[Collected data entries]
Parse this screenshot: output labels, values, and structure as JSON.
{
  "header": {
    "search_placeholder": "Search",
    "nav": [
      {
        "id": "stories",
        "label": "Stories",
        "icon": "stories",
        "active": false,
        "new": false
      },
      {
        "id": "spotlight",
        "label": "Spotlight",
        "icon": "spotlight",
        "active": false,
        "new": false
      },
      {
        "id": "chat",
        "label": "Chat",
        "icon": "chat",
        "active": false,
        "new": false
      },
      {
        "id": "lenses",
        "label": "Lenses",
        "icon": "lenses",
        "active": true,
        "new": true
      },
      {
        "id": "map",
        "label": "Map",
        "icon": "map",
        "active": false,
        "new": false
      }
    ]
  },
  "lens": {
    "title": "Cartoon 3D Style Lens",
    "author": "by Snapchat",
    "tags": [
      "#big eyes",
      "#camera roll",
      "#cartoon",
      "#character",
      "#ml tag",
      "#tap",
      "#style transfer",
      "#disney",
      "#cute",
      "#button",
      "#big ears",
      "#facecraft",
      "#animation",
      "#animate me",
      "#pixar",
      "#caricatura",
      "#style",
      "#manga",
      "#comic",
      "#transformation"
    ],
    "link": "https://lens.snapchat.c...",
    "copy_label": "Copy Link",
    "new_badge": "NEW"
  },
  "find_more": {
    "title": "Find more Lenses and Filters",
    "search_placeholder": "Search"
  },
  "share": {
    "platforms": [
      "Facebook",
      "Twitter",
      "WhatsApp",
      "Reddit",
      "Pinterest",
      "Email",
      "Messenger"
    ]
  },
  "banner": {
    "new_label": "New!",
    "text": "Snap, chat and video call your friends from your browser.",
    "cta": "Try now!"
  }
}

INSTRUCTIONS FOR THE TASK → Extract all of the material exactly as it is written.

REPLY →
Parse this screenshot: output labels, values, and structure as JSON.
{
  "header": {
    "search_placeholder": "Search",
    "nav": [
      {
        "id": "stories",
        "label": "Stories",
        "icon": "stories",
        "active": false,
        "new": false
      },
      {
        "id": "spotlight",
        "label": "Spotlight",
        "icon": "spotlight",
        "active": false,
        "new": false
      },
      {
        "id": "chat",
        "label": "Chat",
        "icon": "chat",
        "active": false,
        "new": false
      },
      {
        "id": "lenses",
        "label": "Lenses",
        "icon": "lenses",
        "active": true,
        "new": true
      },
      {
        "id": "map",
        "label": "Map",
        "icon": "map",
        "active": false,
        "new": false
      }
    ]
  },
  "lens": {
    "title": "Cartoon 3D Style Lens",
    "author": "by Snapchat",
    "tags": [
      "#big eyes",
      "#camera roll",
      "#cartoon",
      "#character",
      "#ml tag",
      "#tap",
      "#style transfer",
      "#disney",
      "#cute",
      "#button",
      "#big ears",
      "#facecraft",
      "#animation",
      "#animate me",
      "#pixar",
      "#caricatura",
      "#style",
      "#manga",
      "#comic",
      "#transformation"
    ],
    "link": "https://lens.snapchat.c...",
    "copy_label": "Copy Link",
    "new_badge": "NEW"
  },
  "find_more": {
    "title": "Find more Lenses and Filters",
    "search_placeholder": "Search"
  },
  "share": {
    "platforms": [
      "Facebook",
      "Twitter",
      "WhatsApp",
      "Reddit",
      "Pinterest",
      "Email",
      "Messenger"
    ]
  },
  "banner": {
    "new_label": "New!",
    "text": "Snap, chat and video call your friends from your browser.",
    "cta": "Try now!"
  }
}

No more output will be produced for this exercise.